▸ **Items from a data source**
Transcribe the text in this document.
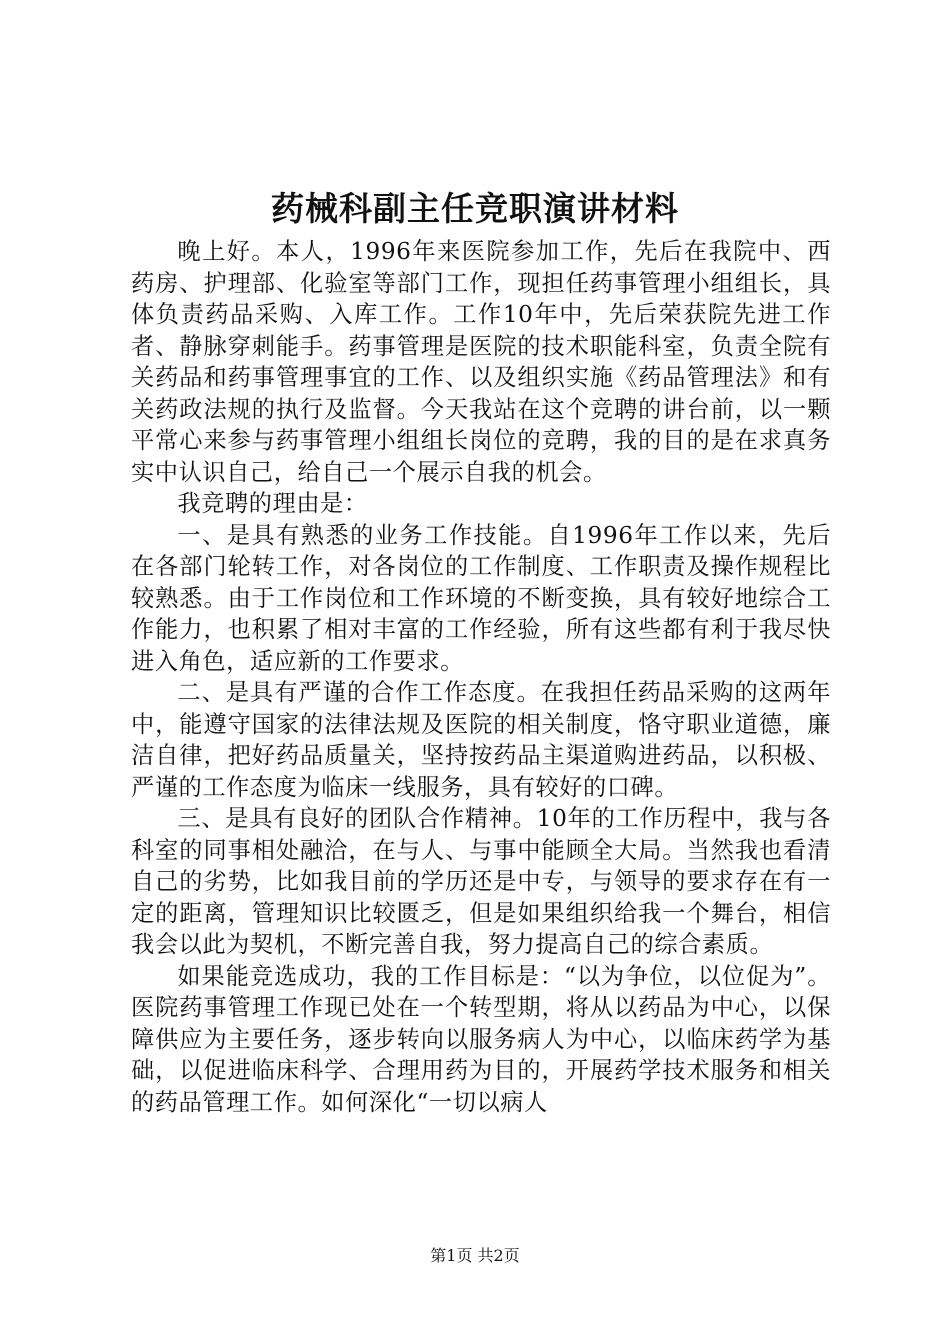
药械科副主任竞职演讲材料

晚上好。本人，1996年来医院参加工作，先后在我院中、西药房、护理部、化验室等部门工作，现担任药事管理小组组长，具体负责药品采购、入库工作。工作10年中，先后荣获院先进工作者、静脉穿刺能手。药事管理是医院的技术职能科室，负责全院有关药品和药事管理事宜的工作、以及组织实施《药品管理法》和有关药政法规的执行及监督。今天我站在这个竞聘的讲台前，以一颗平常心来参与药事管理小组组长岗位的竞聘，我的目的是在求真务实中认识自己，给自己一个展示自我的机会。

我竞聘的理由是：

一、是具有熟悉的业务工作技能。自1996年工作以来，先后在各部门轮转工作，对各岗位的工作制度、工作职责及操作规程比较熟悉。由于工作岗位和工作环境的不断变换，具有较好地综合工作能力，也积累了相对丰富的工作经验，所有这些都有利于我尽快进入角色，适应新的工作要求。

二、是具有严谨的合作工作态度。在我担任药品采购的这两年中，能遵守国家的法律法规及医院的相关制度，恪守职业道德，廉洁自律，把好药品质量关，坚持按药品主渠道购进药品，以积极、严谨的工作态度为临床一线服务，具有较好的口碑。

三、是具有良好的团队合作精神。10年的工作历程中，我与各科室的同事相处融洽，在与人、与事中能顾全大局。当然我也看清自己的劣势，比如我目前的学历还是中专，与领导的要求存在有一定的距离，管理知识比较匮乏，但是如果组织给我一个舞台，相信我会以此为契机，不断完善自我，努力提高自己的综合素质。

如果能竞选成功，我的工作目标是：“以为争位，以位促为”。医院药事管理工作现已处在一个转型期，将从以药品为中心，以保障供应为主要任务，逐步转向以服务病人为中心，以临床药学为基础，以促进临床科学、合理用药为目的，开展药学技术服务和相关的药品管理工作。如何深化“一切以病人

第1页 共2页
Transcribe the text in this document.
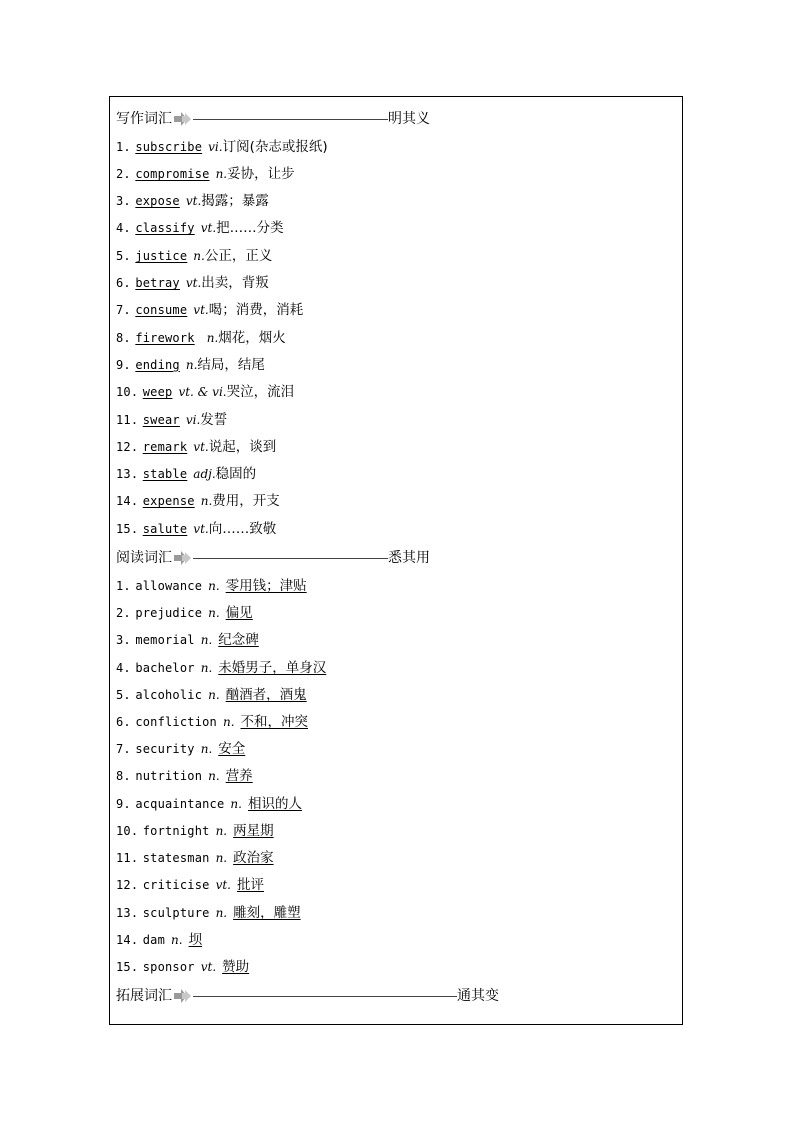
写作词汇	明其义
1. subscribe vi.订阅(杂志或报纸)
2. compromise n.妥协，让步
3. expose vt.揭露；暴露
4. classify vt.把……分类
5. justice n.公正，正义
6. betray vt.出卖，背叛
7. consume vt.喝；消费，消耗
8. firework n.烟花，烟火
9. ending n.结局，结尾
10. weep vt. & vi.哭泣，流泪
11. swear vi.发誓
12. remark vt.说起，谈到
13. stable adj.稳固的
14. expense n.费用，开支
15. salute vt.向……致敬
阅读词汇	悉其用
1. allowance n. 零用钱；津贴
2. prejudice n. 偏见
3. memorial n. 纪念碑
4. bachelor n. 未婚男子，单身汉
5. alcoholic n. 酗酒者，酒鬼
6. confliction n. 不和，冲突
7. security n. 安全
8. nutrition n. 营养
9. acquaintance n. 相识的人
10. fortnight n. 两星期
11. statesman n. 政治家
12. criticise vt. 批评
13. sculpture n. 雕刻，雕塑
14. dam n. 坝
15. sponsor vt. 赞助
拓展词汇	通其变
---
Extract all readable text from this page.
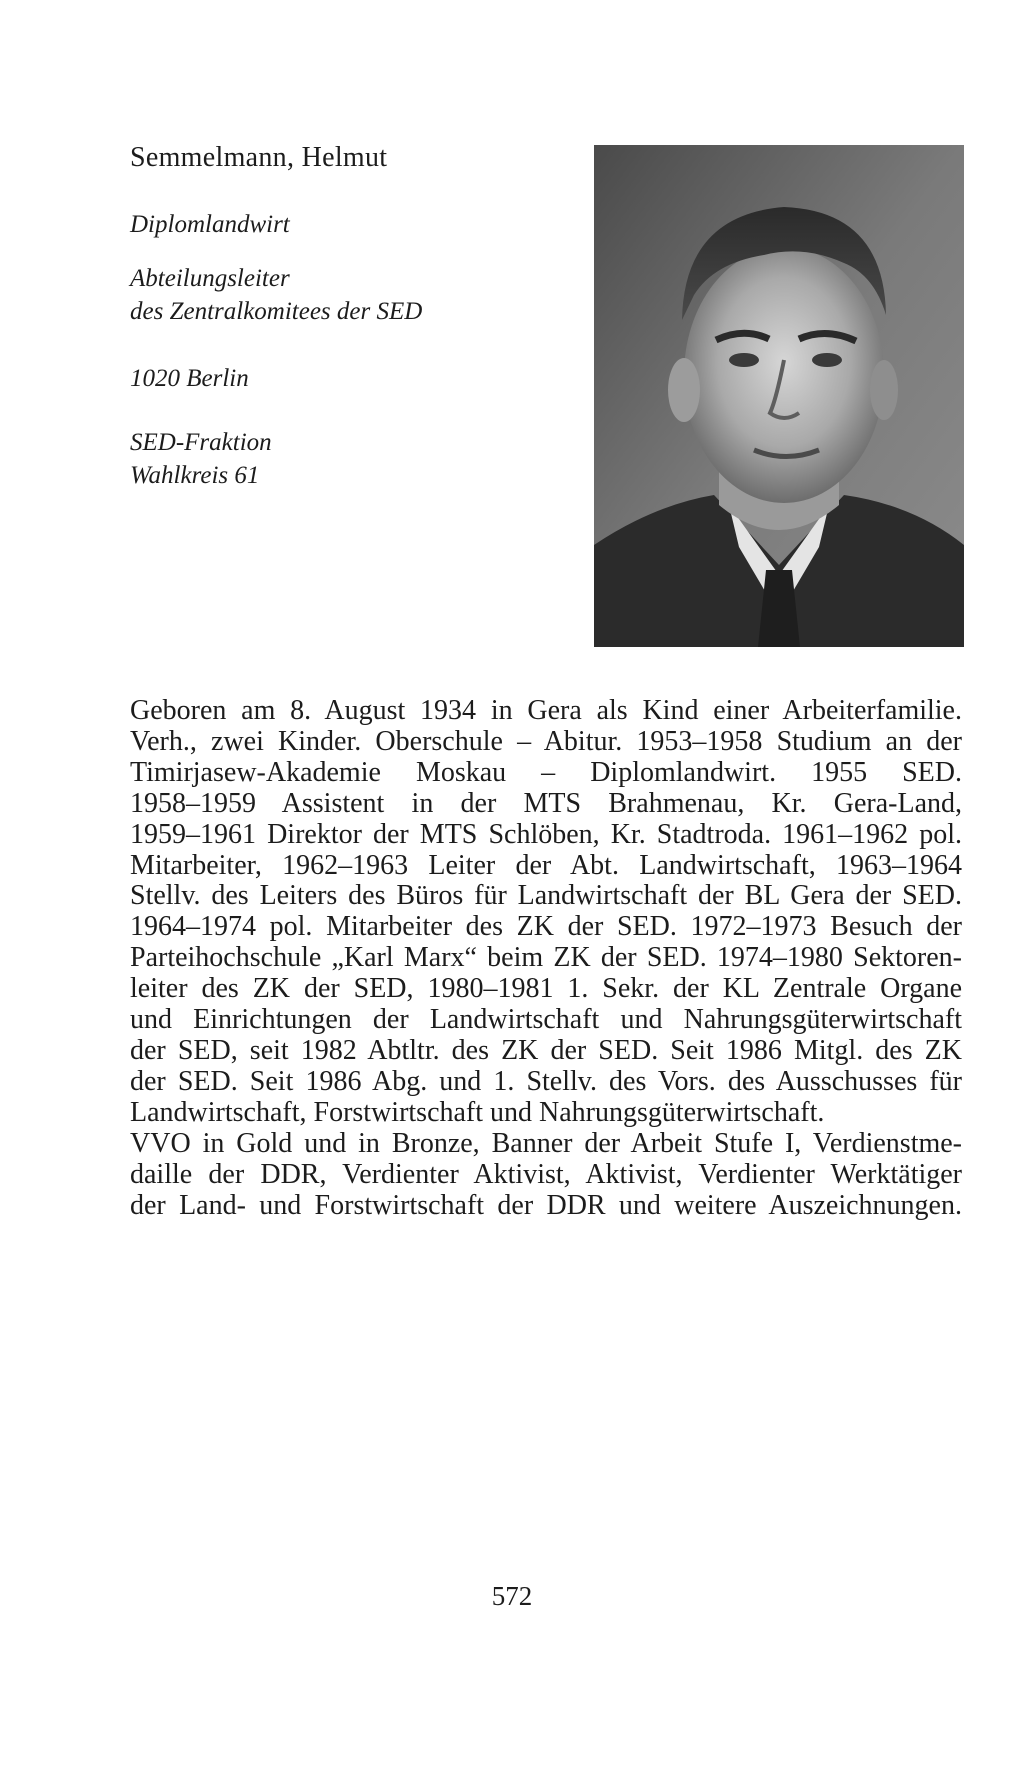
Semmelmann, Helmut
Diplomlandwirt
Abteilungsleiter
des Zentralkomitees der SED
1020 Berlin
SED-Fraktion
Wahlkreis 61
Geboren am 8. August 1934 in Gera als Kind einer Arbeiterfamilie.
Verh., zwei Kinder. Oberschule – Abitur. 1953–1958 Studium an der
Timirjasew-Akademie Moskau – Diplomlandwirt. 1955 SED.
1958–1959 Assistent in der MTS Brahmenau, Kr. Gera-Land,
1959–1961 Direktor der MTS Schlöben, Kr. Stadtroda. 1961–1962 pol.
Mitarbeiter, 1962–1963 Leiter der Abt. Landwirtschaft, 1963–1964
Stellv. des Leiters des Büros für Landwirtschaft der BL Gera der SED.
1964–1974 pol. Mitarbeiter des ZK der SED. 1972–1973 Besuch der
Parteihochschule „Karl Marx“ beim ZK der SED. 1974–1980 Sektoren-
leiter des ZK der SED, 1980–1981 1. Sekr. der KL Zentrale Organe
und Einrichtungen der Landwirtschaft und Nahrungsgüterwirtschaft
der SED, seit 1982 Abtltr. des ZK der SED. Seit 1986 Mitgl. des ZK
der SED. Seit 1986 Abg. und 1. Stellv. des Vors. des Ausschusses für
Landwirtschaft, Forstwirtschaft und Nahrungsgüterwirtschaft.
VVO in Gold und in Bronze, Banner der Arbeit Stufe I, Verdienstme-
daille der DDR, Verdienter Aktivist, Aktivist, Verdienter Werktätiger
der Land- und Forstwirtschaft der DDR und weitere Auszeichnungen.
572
* * *
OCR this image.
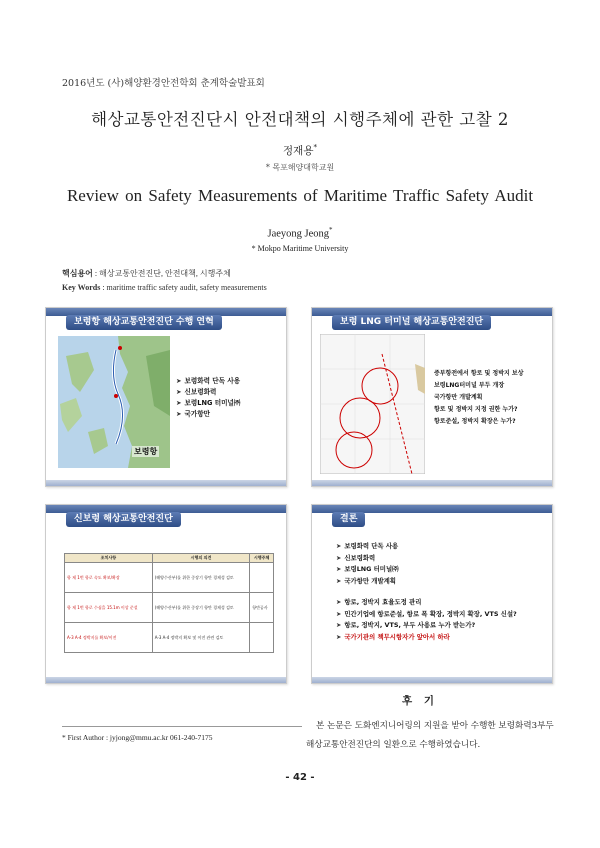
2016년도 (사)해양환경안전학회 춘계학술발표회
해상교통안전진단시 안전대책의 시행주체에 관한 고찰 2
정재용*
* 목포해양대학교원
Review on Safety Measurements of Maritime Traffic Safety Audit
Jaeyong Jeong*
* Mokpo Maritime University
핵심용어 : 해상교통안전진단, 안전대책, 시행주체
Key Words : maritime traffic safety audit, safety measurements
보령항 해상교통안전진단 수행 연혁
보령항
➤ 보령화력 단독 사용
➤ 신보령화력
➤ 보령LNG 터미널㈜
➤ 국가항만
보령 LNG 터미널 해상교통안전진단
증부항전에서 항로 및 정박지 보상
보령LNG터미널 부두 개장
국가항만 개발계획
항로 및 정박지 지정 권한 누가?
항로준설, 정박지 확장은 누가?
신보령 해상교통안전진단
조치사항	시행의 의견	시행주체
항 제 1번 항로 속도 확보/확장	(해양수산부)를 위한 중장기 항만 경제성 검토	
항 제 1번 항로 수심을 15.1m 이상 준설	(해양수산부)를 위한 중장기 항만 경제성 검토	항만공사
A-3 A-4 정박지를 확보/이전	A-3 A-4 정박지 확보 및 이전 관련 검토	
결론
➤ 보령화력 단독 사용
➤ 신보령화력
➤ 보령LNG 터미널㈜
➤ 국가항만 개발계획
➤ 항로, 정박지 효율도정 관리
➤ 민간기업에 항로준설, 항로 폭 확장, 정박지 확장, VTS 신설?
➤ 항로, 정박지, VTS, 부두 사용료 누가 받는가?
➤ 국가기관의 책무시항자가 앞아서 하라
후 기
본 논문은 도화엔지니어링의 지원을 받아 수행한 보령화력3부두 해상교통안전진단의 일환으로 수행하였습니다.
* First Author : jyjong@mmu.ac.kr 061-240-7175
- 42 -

▸ **TASK DIRECTIONS**
What is the number of lines in the data holding the word "해양수산부"? Reply with that number only.

▸ **RESPONSE TO THE EXERCISE**
2